## REQUIRED TASK
Please output the lines shown below exactly as they appear.

++++

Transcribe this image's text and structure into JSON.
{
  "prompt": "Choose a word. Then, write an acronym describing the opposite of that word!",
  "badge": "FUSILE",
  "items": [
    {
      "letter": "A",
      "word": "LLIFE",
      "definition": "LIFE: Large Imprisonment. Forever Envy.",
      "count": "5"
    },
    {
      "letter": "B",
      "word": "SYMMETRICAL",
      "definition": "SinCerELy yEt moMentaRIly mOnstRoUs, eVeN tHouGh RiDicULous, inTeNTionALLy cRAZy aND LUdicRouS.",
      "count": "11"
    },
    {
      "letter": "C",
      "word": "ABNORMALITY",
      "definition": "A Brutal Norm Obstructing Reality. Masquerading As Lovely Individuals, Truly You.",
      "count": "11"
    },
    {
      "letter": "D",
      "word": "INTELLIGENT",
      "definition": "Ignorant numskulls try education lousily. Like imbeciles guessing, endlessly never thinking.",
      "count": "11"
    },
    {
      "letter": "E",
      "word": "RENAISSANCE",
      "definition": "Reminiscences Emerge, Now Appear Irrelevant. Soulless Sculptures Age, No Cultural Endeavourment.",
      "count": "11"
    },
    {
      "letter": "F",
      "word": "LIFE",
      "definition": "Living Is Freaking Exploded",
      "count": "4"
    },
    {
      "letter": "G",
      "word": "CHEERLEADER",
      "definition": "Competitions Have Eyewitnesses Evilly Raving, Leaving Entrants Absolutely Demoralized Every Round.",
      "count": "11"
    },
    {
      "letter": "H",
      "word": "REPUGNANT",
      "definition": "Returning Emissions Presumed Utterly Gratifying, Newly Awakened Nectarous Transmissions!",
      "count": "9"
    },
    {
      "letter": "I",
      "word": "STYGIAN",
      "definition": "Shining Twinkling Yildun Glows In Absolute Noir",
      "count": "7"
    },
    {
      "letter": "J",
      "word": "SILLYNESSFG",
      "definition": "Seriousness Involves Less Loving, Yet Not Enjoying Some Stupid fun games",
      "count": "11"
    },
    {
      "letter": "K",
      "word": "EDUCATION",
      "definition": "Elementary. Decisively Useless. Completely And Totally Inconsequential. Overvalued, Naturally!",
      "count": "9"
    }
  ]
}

++++

## EXERCISE RESULT
Transcribe this image's text and structure into JSON.
{
  "prompt": "Choose a word. Then, write an acronym describing the opposite of that word!",
  "badge": "FUSILE",
  "items": [
    {
      "letter": "A",
      "word": "LLIFE",
      "definition": "LIFE: Large Imprisonment. Forever Envy.",
      "count": "5"
    },
    {
      "letter": "B",
      "word": "SYMMETRICAL",
      "definition": "SinCerELy yEt moMentaRIly mOnstRoUs, eVeN tHouGh RiDicULous, inTeNTionALLy cRAZy aND LUdicRouS.",
      "count": "11"
    },
    {
      "letter": "C",
      "word": "ABNORMALITY",
      "definition": "A Brutal Norm Obstructing Reality. Masquerading As Lovely Individuals, Truly You.",
      "count": "11"
    },
    {
      "letter": "D",
      "word": "INTELLIGENT",
      "definition": "Ignorant numskulls try education lousily. Like imbeciles guessing, endlessly never thinking.",
      "count": "11"
    },
    {
      "letter": "E",
      "word": "RENAISSANCE",
      "definition": "Reminiscences Emerge, Now Appear Irrelevant. Soulless Sculptures Age, No Cultural Endeavourment.",
      "count": "11"
    },
    {
      "letter": "F",
      "word": "LIFE",
      "definition": "Living Is Freaking Exploded",
      "count": "4"
    },
    {
      "letter": "G",
      "word": "CHEERLEADER",
      "definition": "Competitions Have Eyewitnesses Evilly Raving, Leaving Entrants Absolutely Demoralized Every Round.",
      "count": "11"
    },
    {
      "letter": "H",
      "word": "REPUGNANT",
      "definition": "Returning Emissions Presumed Utterly Gratifying, Newly Awakened Nectarous Transmissions!",
      "count": "9"
    },
    {
      "letter": "I",
      "word": "STYGIAN",
      "definition": "Shining Twinkling Yildun Glows In Absolute Noir",
      "count": "7"
    },
    {
      "letter": "J",
      "word": "SILLYNESSFG",
      "definition": "Seriousness Involves Less Loving, Yet Not Enjoying Some Stupid fun games",
      "count": "11"
    },
    {
      "letter": "K",
      "word": "EDUCATION",
      "definition": "Elementary. Decisively Useless. Completely And Totally Inconsequential. Overvalued, Naturally!",
      "count": "9"
    }
  ]
}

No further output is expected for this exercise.